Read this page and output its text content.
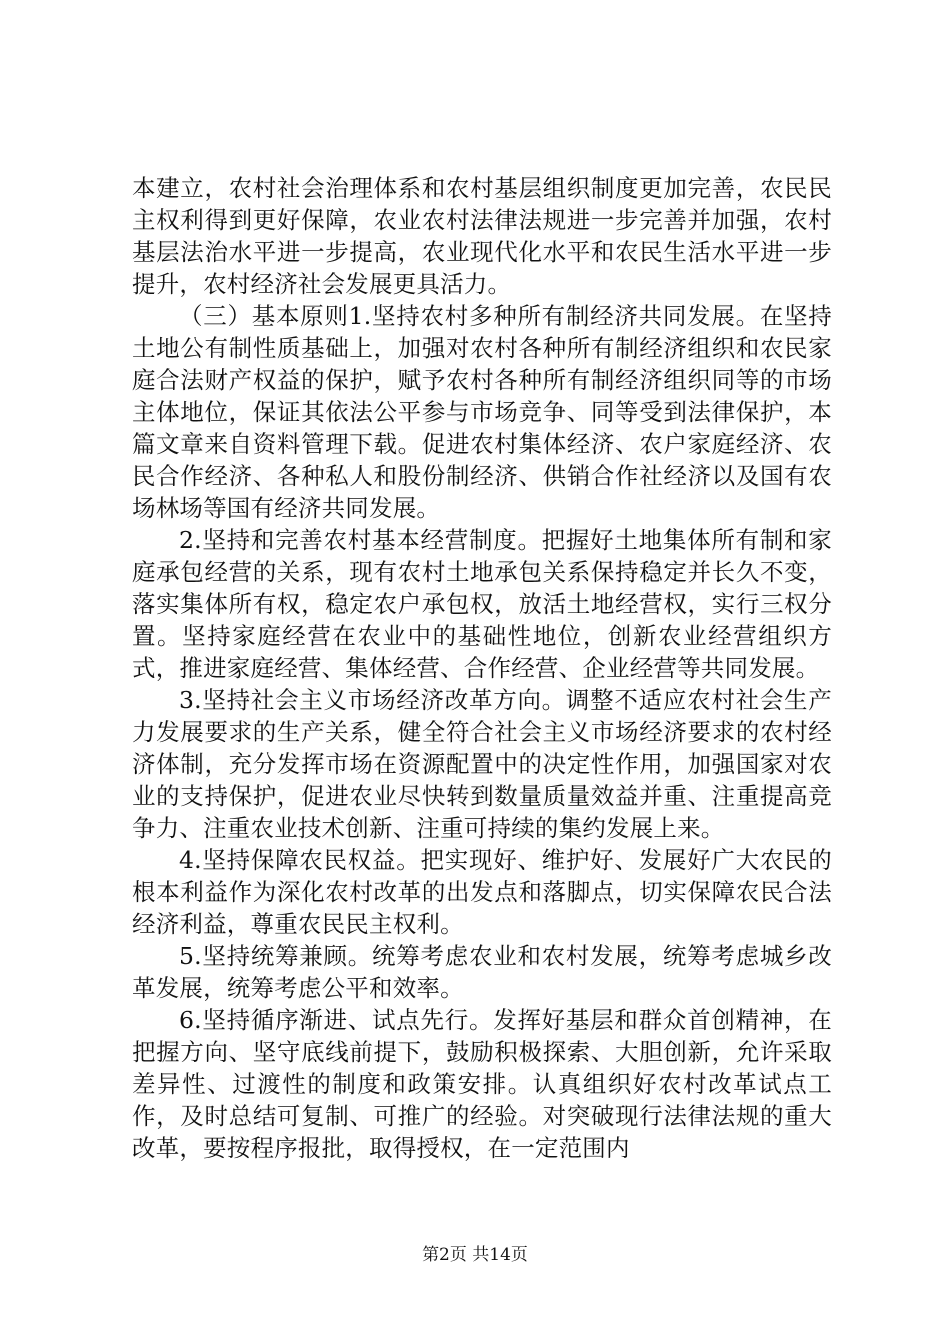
本建立，农村社会治理体系和农村基层组织制度更加完善，农民民主权利得到更好保障，农业农村法律法规进一步完善并加强，农村基层法治水平进一步提高，农业现代化水平和农民生活水平进一步提升，农村经济社会发展更具活力。

（三）基本原则1.坚持农村多种所有制经济共同发展。在坚持土地公有制性质基础上，加强对农村各种所有制经济组织和农民家庭合法财产权益的保护，赋予农村各种所有制经济组织同等的市场主体地位，保证其依法公平参与市场竞争、同等受到法律保护，本篇文章来自资料管理下载。促进农村集体经济、农户家庭经济、农民合作经济、各种私人和股份制经济、供销合作社经济以及国有农场林场等国有经济共同发展。

2.坚持和完善农村基本经营制度。把握好土地集体所有制和家庭承包经营的关系，现有农村土地承包关系保持稳定并长久不变，落实集体所有权，稳定农户承包权，放活土地经营权，实行三权分置。坚持家庭经营在农业中的基础性地位，创新农业经营组织方式，推进家庭经营、集体经营、合作经营、企业经营等共同发展。

3.坚持社会主义市场经济改革方向。调整不适应农村社会生产力发展要求的生产关系，健全符合社会主义市场经济要求的农村经济体制，充分发挥市场在资源配置中的决定性作用，加强国家对农业的支持保护，促进农业尽快转到数量质量效益并重、注重提高竞争力、注重农业技术创新、注重可持续的集约发展上来。

4.坚持保障农民权益。把实现好、维护好、发展好广大农民的根本利益作为深化农村改革的出发点和落脚点，切实保障农民合法经济利益，尊重农民民主权利。

5.坚持统筹兼顾。统筹考虑农业和农村发展，统筹考虑城乡改革发展，统筹考虑公平和效率。

6.坚持循序渐进、试点先行。发挥好基层和群众首创精神，在把握方向、坚守底线前提下，鼓励积极探索、大胆创新，允许采取差异性、过渡性的制度和政策安排。认真组织好农村改革试点工作，及时总结可复制、可推广的经验。对突破现行法律法规的重大改革，要按程序报批，取得授权，在一定范围内

第2页 共14页
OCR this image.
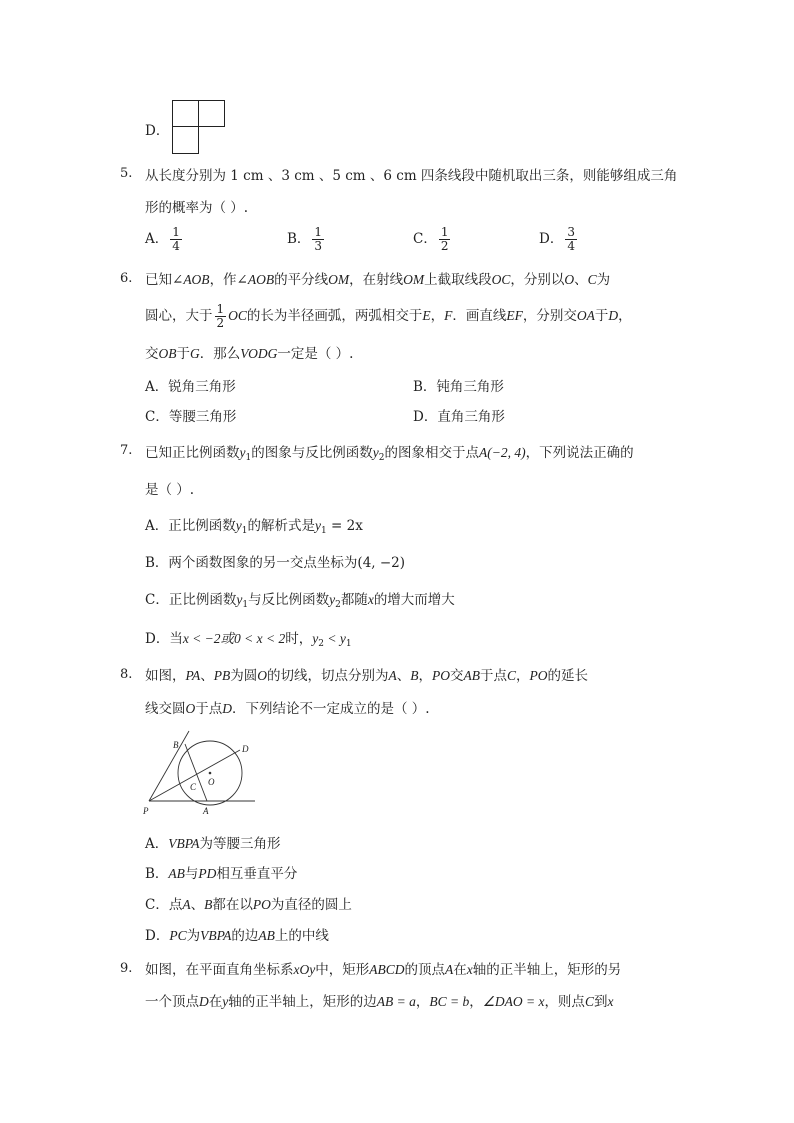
D．
5. 从长度分别为 1 cm 、3 cm 、5 cm 、6 cm 四条线段中随机取出三条，则能够组成三角
形的概率为（ ）.
A． $\frac{1}{4}$	B． $\frac{1}{3}$	C． $\frac{1}{2}$	D． $\frac{3}{4}$
6. 已知∠AOB，作∠AOB的平分线OM，在射线OM上截取线段OC，分别以O、C为
圆心，大于 $\frac{1}{2}$ OC的长为半径画弧，两弧相交于E，F．画直线EF，分别交OA于D，
交OB于G．那么VODG一定是（ ）.
A．锐角三角形	B．钝角三角形
C．等腰三角形	D．直角三角形
7. 已知正比例函数$y_1$的图象与反比例函数$y_2$的图象相交于点A(−2, 4)，下列说法正确的
是（ ）.
A．正比例函数$y_1$的解析式是$y_1 = 2x$
B．两个函数图象的另一交点坐标为(4, −2)
C．正比例函数$y_1$与反比例函数$y_2$都随x的增大而增大
D．当x < −2或0 < x < 2时，$y_2 < y_1$
8. 如图，PA、PB为圆O的切线，切点分别为A、B，PO交AB于点C，PO的延长
线交圆O于点D．下列结论不一定成立的是（ ）.
B	D
O
C
P	A
A．VBPA为等腰三角形
B．AB与PD相互垂直平分
C．点A、B都在以PO为直径的圆上
D．PC为VBPA的边AB上的中线
9. 如图，在平面直角坐标系xOy中，矩形ABCD的顶点A在x轴的正半轴上，矩形的另
一个顶点D在y轴的正半轴上，矩形的边AB = a，BC = b，∠DAO = x，则点C到x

### AIM
Lines of the material that contain the word "this" are to be gathered.

### FINISHED ANSWER
Read this page and output its text content.
OCR this image.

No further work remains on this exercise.